== EXERCISE INPUTS ==

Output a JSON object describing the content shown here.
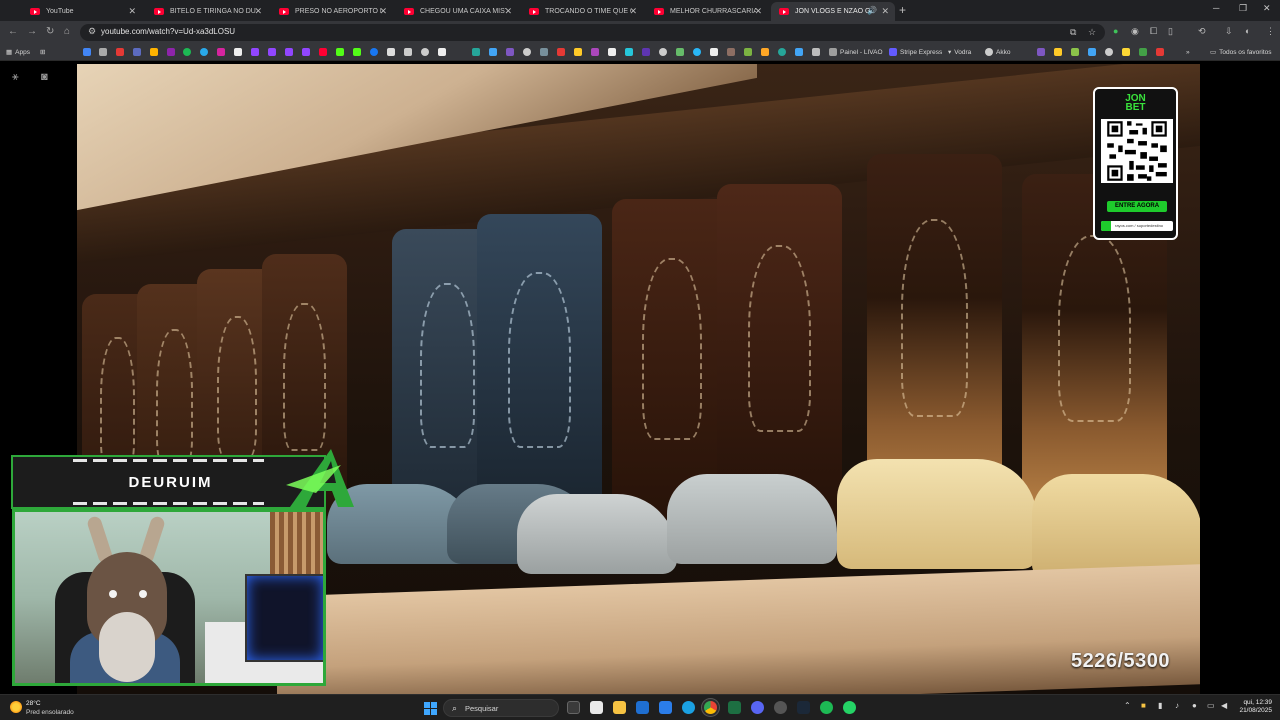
{
  "browser": {
    "tabs": [
      {
        "title": "YouTube",
        "active": false
      },
      {
        "title": "BITELO E TIRINGA NO DUELO I",
        "active": false
      },
      {
        "title": "PRESO NO AEROPORTO POR C",
        "active": false
      },
      {
        "title": "CHEGOU UMA CAIXA MISTERI",
        "active": false
      },
      {
        "title": "TROCANDO O TIME QUE O EN",
        "active": false
      },
      {
        "title": "MELHOR CHURRASCARIA RO",
        "active": false
      },
      {
        "title": "JON VLOGS E NZAO GASTA",
        "active": true
      }
    ],
    "url": "youtube.com/watch?v=Ud-xa3dLOSU",
    "bookmarks": {
      "apps_label": "Apps",
      "painel_label": "Painel - LIVAO",
      "stripe_label": "Stripe Express",
      "vodra_label": "Vodra",
      "akko_label": "Akko",
      "all_favorites_label": "Todos os favoritos"
    }
  },
  "video": {
    "counter": "5226/5300",
    "qr_ad": {
      "brand_line1": "JON",
      "brand_line2": "BET",
      "cta": "ENTRE AGORA",
      "link": "rayos.com / suportedestino"
    },
    "streamer": {
      "name": "DEURUIM"
    }
  },
  "taskbar": {
    "temperature": "28°C",
    "weather": "Pred ensolarado",
    "search_placeholder": "Pesquisar",
    "clock_time": "qui, 12:39",
    "clock_date": "21/08/2025"
  },
  "colors": {
    "accent_green": "#2ea83a",
    "youtube_red": "#ff0033",
    "chrome_dark": "#202124",
    "chrome_bar": "#35363a"
  }
}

===

SET PROBLEM → From the listing, extract all text exactly as given and drop any picture.

PROBLEM SOLUTION →
Output a JSON object describing the content shown here.
{
  "browser": {
    "tabs": [
      {
        "title": "YouTube",
        "active": false
      },
      {
        "title": "BITELO E TIRINGA NO DUELO I",
        "active": false
      },
      {
        "title": "PRESO NO AEROPORTO POR C",
        "active": false
      },
      {
        "title": "CHEGOU UMA CAIXA MISTERI",
        "active": false
      },
      {
        "title": "TROCANDO O TIME QUE O EN",
        "active": false
      },
      {
        "title": "MELHOR CHURRASCARIA RO",
        "active": false
      },
      {
        "title": "JON VLOGS E NZAO GASTA",
        "active": true
      }
    ],
    "url": "youtube.com/watch?v=Ud-xa3dLOSU",
    "bookmarks": {
      "apps_label": "Apps",
      "painel_label": "Painel - LIVAO",
      "stripe_label": "Stripe Express",
      "vodra_label": "Vodra",
      "akko_label": "Akko",
      "all_favorites_label": "Todos os favoritos"
    }
  },
  "video": {
    "counter": "5226/5300",
    "qr_ad": {
      "brand_line1": "JON",
      "brand_line2": "BET",
      "cta": "ENTRE AGORA",
      "link": "rayos.com / suportedestino"
    },
    "streamer": {
      "name": "DEURUIM"
    }
  },
  "taskbar": {
    "temperature": "28°C",
    "weather": "Pred ensolarado",
    "search_placeholder": "Pesquisar",
    "clock_time": "qui, 12:39",
    "clock_date": "21/08/2025"
  },
  "colors": {
    "accent_green": "#2ea83a",
    "youtube_red": "#ff0033",
    "chrome_dark": "#202124",
    "chrome_bar": "#35363a"
  }
}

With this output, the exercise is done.